▶ **WHAT TO DO**
Determine the number of lines in these entries that hold the word "structured". Give the number and nothing more.

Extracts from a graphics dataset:
..............................
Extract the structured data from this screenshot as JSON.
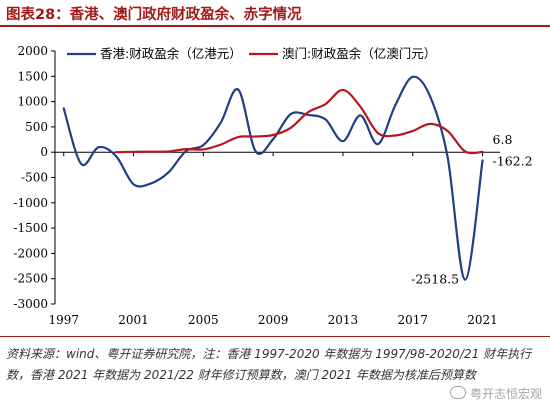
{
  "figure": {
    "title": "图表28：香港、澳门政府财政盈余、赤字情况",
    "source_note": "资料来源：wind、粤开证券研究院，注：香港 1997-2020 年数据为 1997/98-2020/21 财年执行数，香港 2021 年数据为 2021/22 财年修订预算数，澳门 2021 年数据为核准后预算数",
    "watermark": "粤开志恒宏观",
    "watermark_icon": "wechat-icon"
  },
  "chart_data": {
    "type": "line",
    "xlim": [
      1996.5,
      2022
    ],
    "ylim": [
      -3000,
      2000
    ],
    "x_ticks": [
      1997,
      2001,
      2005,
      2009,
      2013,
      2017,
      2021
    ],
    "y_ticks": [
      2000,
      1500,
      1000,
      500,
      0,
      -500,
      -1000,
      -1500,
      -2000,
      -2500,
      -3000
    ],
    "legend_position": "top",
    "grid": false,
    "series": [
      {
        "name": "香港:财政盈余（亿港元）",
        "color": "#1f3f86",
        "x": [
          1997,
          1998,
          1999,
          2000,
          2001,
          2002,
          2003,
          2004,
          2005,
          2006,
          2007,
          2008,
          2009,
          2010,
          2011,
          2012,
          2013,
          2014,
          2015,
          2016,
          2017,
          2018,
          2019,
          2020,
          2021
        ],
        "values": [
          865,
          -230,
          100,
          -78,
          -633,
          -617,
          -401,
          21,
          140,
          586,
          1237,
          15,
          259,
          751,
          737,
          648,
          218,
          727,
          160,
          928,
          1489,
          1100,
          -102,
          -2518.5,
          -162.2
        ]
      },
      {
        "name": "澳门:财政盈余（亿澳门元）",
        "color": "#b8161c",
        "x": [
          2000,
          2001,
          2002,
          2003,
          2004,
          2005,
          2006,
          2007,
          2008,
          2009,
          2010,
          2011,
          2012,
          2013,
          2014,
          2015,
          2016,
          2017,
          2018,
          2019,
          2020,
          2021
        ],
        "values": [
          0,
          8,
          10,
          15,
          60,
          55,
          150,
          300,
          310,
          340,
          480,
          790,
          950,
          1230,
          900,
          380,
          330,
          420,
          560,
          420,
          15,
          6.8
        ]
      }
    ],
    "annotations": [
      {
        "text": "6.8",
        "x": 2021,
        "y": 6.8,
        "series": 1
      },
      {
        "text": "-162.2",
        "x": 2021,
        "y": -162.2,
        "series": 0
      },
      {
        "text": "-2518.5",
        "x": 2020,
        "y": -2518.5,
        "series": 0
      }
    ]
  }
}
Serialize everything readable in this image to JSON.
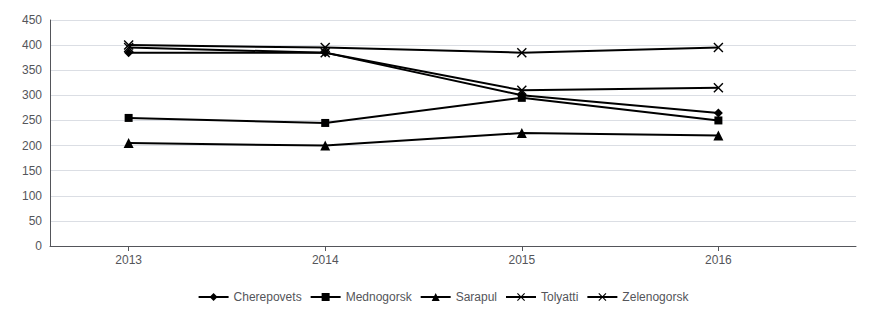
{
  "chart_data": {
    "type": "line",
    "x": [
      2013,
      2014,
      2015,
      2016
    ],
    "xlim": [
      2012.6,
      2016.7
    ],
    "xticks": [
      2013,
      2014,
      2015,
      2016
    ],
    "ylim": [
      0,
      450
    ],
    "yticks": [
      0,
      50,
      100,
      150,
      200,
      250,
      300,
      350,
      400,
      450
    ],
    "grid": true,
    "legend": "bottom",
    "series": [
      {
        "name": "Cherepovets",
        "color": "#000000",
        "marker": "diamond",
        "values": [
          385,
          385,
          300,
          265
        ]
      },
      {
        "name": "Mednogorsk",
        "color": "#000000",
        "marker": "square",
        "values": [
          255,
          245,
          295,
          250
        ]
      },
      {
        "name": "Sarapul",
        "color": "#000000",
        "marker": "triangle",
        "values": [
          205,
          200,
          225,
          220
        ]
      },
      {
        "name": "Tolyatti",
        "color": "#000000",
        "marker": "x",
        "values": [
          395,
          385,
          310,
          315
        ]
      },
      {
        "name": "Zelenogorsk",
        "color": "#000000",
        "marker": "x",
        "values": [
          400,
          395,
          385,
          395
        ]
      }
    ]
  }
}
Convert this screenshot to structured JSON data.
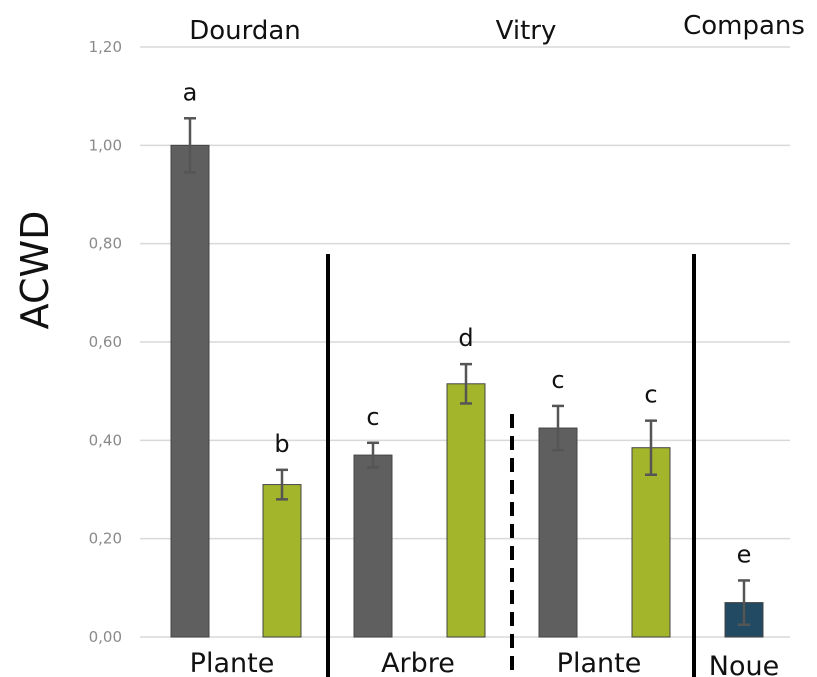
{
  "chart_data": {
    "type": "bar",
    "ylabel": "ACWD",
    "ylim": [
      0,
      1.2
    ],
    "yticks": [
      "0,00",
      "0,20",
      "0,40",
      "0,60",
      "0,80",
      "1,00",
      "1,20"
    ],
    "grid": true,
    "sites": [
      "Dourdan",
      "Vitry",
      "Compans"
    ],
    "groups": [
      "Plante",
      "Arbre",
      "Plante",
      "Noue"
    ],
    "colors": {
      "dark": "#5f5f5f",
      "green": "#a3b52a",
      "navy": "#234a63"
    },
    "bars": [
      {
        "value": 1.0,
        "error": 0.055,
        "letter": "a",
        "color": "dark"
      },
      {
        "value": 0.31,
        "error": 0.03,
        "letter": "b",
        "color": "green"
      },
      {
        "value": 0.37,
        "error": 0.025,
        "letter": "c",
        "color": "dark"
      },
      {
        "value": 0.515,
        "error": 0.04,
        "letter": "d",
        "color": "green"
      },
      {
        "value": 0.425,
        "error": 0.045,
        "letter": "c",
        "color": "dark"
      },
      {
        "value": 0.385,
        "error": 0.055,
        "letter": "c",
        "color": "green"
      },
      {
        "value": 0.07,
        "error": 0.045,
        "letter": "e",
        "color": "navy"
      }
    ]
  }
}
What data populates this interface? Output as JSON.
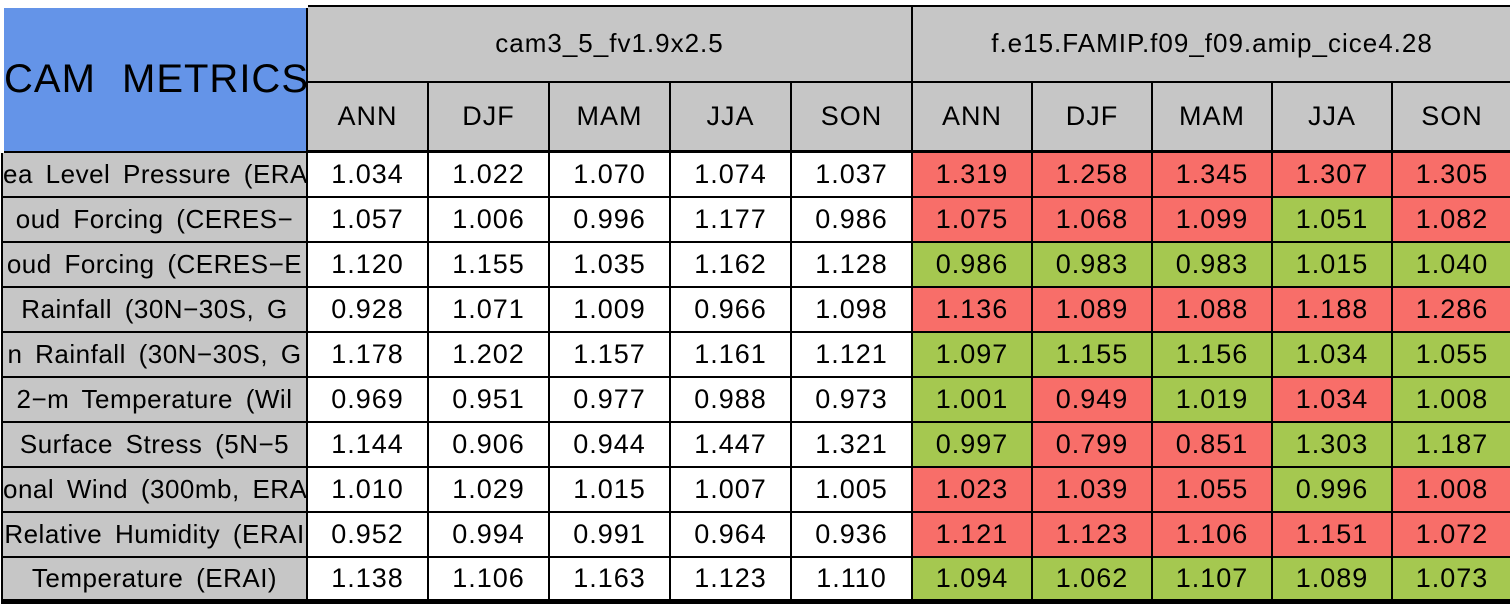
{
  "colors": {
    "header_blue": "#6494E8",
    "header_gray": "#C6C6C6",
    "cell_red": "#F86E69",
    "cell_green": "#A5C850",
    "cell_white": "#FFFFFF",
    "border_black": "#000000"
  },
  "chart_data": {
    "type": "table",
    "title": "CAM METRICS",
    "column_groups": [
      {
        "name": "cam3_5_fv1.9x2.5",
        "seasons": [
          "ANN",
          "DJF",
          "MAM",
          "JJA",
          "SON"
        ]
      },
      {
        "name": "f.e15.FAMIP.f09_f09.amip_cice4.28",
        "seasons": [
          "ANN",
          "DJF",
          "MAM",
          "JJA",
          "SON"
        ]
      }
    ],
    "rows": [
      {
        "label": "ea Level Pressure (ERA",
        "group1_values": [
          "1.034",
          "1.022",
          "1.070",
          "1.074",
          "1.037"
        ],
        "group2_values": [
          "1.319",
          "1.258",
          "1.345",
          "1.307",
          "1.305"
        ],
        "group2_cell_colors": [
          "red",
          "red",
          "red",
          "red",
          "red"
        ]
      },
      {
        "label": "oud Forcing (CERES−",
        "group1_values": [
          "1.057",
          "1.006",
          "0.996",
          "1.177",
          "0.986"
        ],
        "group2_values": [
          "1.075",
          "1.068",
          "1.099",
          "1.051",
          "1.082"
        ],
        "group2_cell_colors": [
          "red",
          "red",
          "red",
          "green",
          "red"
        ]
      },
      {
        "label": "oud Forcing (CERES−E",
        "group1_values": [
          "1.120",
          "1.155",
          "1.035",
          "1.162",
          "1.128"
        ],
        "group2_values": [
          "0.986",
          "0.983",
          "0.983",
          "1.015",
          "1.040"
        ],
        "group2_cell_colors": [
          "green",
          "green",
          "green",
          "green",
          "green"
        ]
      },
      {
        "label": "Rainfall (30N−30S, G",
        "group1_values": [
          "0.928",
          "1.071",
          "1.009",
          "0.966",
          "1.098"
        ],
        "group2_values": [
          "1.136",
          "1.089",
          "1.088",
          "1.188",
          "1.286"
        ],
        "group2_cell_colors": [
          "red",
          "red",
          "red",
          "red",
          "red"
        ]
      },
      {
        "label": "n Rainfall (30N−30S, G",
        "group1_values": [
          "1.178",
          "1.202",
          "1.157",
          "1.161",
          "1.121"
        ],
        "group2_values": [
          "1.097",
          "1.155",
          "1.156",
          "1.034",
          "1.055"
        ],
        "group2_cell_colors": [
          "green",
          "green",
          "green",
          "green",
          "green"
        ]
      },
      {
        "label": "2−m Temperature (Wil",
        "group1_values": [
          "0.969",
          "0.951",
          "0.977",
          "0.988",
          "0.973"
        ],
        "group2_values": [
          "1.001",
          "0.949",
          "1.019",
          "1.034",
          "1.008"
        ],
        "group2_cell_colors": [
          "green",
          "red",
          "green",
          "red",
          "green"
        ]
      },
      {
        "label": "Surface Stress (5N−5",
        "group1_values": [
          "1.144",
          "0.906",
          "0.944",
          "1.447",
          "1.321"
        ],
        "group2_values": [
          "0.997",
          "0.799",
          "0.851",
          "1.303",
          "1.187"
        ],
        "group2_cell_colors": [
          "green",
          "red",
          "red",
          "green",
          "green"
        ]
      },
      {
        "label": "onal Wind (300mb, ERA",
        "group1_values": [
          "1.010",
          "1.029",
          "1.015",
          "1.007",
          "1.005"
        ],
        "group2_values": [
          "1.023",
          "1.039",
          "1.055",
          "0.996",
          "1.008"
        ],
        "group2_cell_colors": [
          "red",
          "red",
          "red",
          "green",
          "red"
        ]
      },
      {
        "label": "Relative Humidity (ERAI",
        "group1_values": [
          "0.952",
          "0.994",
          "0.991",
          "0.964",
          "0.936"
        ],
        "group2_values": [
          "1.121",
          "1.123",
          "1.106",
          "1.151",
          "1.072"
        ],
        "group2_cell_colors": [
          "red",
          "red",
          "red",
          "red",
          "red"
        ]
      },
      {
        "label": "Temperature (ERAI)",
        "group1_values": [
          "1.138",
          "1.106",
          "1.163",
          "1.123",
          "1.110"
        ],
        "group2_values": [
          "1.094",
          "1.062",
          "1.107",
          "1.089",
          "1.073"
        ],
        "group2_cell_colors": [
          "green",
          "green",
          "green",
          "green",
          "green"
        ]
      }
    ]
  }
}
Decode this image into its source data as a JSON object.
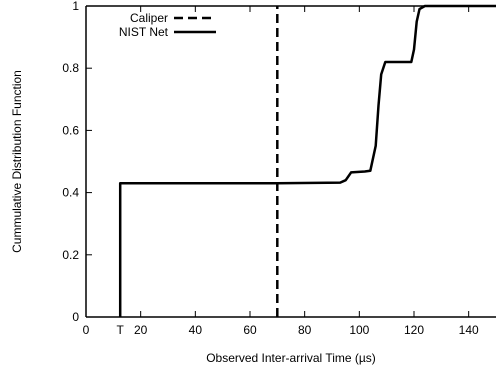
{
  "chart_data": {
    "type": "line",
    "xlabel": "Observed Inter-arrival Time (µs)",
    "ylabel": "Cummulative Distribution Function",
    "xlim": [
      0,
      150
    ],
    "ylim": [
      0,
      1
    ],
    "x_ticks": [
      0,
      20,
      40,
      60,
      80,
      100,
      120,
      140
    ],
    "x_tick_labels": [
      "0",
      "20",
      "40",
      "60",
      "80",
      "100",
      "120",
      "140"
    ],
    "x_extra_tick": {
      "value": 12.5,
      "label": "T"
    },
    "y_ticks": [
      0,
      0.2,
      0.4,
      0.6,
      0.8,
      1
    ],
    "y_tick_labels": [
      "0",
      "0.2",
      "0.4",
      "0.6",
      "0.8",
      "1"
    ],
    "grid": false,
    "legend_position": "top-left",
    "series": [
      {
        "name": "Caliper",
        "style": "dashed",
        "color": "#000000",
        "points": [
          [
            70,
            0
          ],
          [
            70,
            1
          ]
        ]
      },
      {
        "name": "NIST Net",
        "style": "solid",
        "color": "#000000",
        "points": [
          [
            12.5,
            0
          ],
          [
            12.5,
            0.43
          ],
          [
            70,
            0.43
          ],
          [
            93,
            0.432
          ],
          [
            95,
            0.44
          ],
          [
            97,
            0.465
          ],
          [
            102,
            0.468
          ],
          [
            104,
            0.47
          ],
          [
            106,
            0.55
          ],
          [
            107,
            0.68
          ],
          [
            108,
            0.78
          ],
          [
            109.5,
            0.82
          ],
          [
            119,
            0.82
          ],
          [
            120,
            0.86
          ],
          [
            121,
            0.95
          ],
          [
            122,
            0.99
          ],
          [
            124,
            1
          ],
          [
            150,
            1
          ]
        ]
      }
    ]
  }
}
..............................
▶ **RESULT BELOW**
2